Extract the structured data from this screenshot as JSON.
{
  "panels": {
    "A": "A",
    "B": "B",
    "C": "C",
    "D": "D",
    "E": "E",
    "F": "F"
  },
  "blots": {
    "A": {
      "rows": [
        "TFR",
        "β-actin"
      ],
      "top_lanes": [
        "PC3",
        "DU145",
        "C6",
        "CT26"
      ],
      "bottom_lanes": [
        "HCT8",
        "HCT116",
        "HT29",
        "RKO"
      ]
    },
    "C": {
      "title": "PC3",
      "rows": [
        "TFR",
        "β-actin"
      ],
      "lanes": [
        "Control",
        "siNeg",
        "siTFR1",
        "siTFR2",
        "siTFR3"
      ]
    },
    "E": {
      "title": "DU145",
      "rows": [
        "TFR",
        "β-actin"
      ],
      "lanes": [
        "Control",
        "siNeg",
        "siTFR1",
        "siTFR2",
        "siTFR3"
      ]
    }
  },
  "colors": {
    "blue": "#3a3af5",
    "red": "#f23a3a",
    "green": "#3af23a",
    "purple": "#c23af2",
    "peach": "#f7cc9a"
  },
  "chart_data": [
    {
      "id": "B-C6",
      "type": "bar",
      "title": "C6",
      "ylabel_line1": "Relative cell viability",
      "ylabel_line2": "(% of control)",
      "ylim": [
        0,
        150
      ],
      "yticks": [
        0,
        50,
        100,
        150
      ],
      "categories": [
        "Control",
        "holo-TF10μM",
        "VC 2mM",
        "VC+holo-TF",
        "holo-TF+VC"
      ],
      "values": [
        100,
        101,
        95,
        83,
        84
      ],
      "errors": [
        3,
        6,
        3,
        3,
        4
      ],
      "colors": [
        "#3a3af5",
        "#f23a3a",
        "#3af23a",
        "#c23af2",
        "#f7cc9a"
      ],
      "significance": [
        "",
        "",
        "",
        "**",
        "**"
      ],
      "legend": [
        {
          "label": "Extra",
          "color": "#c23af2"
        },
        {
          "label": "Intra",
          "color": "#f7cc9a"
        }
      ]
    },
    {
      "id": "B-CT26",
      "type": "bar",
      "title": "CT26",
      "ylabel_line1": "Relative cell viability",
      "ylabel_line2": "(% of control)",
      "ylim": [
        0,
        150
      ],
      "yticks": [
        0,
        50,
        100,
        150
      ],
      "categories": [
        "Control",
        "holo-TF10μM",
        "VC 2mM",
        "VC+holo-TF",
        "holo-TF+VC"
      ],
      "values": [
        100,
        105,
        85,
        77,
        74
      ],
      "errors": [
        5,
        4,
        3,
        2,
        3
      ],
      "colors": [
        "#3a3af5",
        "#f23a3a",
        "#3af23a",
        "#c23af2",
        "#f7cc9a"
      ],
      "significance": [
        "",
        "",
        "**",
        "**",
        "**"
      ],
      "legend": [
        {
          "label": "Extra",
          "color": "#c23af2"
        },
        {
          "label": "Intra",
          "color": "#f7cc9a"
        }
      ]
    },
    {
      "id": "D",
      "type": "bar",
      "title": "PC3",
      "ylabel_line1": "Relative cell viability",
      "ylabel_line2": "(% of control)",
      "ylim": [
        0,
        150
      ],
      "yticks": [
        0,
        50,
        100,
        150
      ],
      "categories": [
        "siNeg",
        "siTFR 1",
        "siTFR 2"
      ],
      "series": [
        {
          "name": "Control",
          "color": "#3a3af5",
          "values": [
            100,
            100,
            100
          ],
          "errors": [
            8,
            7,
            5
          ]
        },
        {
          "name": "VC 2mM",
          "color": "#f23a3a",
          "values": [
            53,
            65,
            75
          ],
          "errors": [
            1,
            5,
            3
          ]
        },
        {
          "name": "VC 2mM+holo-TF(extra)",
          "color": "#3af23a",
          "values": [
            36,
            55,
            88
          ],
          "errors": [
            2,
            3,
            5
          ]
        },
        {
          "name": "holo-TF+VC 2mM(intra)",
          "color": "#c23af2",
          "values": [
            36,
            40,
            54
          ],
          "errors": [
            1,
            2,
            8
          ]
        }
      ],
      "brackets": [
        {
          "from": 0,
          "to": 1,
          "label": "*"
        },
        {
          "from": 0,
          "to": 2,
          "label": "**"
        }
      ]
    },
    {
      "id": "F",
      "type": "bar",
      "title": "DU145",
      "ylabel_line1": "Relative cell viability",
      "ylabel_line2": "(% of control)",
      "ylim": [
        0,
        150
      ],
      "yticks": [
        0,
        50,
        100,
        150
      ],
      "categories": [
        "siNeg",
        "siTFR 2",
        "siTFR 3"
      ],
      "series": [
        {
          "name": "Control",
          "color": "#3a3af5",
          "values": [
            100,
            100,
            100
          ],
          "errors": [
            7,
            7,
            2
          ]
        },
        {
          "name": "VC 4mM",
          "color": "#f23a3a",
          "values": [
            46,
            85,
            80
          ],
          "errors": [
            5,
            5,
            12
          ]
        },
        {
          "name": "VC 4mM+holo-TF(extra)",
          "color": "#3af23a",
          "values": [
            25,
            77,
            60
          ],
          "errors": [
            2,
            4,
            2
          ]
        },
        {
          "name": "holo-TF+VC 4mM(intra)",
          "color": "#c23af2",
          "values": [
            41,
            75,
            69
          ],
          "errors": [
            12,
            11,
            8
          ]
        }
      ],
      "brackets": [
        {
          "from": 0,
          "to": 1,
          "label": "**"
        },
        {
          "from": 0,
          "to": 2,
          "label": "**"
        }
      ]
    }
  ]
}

+ + + +

__TASK OBJECTIVE__
Recopy all the lines exactly as they appear.

__WRITTEN SOLUTION__
Extract the structured data from this screenshot as JSON.
{
  "panels": {
    "A": "A",
    "B": "B",
    "C": "C",
    "D": "D",
    "E": "E",
    "F": "F"
  },
  "blots": {
    "A": {
      "rows": [
        "TFR",
        "β-actin"
      ],
      "top_lanes": [
        "PC3",
        "DU145",
        "C6",
        "CT26"
      ],
      "bottom_lanes": [
        "HCT8",
        "HCT116",
        "HT29",
        "RKO"
      ]
    },
    "C": {
      "title": "PC3",
      "rows": [
        "TFR",
        "β-actin"
      ],
      "lanes": [
        "Control",
        "siNeg",
        "siTFR1",
        "siTFR2",
        "siTFR3"
      ]
    },
    "E": {
      "title": "DU145",
      "rows": [
        "TFR",
        "β-actin"
      ],
      "lanes": [
        "Control",
        "siNeg",
        "siTFR1",
        "siTFR2",
        "siTFR3"
      ]
    }
  },
  "colors": {
    "blue": "#3a3af5",
    "red": "#f23a3a",
    "green": "#3af23a",
    "purple": "#c23af2",
    "peach": "#f7cc9a"
  },
  "chart_data": [
    {
      "id": "B-C6",
      "type": "bar",
      "title": "C6",
      "ylabel_line1": "Relative cell viability",
      "ylabel_line2": "(% of control)",
      "ylim": [
        0,
        150
      ],
      "yticks": [
        0,
        50,
        100,
        150
      ],
      "categories": [
        "Control",
        "holo-TF10μM",
        "VC 2mM",
        "VC+holo-TF",
        "holo-TF+VC"
      ],
      "values": [
        100,
        101,
        95,
        83,
        84
      ],
      "errors": [
        3,
        6,
        3,
        3,
        4
      ],
      "colors": [
        "#3a3af5",
        "#f23a3a",
        "#3af23a",
        "#c23af2",
        "#f7cc9a"
      ],
      "significance": [
        "",
        "",
        "",
        "**",
        "**"
      ],
      "legend": [
        {
          "label": "Extra",
          "color": "#c23af2"
        },
        {
          "label": "Intra",
          "color": "#f7cc9a"
        }
      ]
    },
    {
      "id": "B-CT26",
      "type": "bar",
      "title": "CT26",
      "ylabel_line1": "Relative cell viability",
      "ylabel_line2": "(% of control)",
      "ylim": [
        0,
        150
      ],
      "yticks": [
        0,
        50,
        100,
        150
      ],
      "categories": [
        "Control",
        "holo-TF10μM",
        "VC 2mM",
        "VC+holo-TF",
        "holo-TF+VC"
      ],
      "values": [
        100,
        105,
        85,
        77,
        74
      ],
      "errors": [
        5,
        4,
        3,
        2,
        3
      ],
      "colors": [
        "#3a3af5",
        "#f23a3a",
        "#3af23a",
        "#c23af2",
        "#f7cc9a"
      ],
      "significance": [
        "",
        "",
        "**",
        "**",
        "**"
      ],
      "legend": [
        {
          "label": "Extra",
          "color": "#c23af2"
        },
        {
          "label": "Intra",
          "color": "#f7cc9a"
        }
      ]
    },
    {
      "id": "D",
      "type": "bar",
      "title": "PC3",
      "ylabel_line1": "Relative cell viability",
      "ylabel_line2": "(% of control)",
      "ylim": [
        0,
        150
      ],
      "yticks": [
        0,
        50,
        100,
        150
      ],
      "categories": [
        "siNeg",
        "siTFR 1",
        "siTFR 2"
      ],
      "series": [
        {
          "name": "Control",
          "color": "#3a3af5",
          "values": [
            100,
            100,
            100
          ],
          "errors": [
            8,
            7,
            5
          ]
        },
        {
          "name": "VC 2mM",
          "color": "#f23a3a",
          "values": [
            53,
            65,
            75
          ],
          "errors": [
            1,
            5,
            3
          ]
        },
        {
          "name": "VC 2mM+holo-TF(extra)",
          "color": "#3af23a",
          "values": [
            36,
            55,
            88
          ],
          "errors": [
            2,
            3,
            5
          ]
        },
        {
          "name": "holo-TF+VC 2mM(intra)",
          "color": "#c23af2",
          "values": [
            36,
            40,
            54
          ],
          "errors": [
            1,
            2,
            8
          ]
        }
      ],
      "brackets": [
        {
          "from": 0,
          "to": 1,
          "label": "*"
        },
        {
          "from": 0,
          "to": 2,
          "label": "**"
        }
      ]
    },
    {
      "id": "F",
      "type": "bar",
      "title": "DU145",
      "ylabel_line1": "Relative cell viability",
      "ylabel_line2": "(% of control)",
      "ylim": [
        0,
        150
      ],
      "yticks": [
        0,
        50,
        100,
        150
      ],
      "categories": [
        "siNeg",
        "siTFR 2",
        "siTFR 3"
      ],
      "series": [
        {
          "name": "Control",
          "color": "#3a3af5",
          "values": [
            100,
            100,
            100
          ],
          "errors": [
            7,
            7,
            2
          ]
        },
        {
          "name": "VC 4mM",
          "color": "#f23a3a",
          "values": [
            46,
            85,
            80
          ],
          "errors": [
            5,
            5,
            12
          ]
        },
        {
          "name": "VC 4mM+holo-TF(extra)",
          "color": "#3af23a",
          "values": [
            25,
            77,
            60
          ],
          "errors": [
            2,
            4,
            2
          ]
        },
        {
          "name": "holo-TF+VC 4mM(intra)",
          "color": "#c23af2",
          "values": [
            41,
            75,
            69
          ],
          "errors": [
            12,
            11,
            8
          ]
        }
      ],
      "brackets": [
        {
          "from": 0,
          "to": 1,
          "label": "**"
        },
        {
          "from": 0,
          "to": 2,
          "label": "**"
        }
      ]
    }
  ]
}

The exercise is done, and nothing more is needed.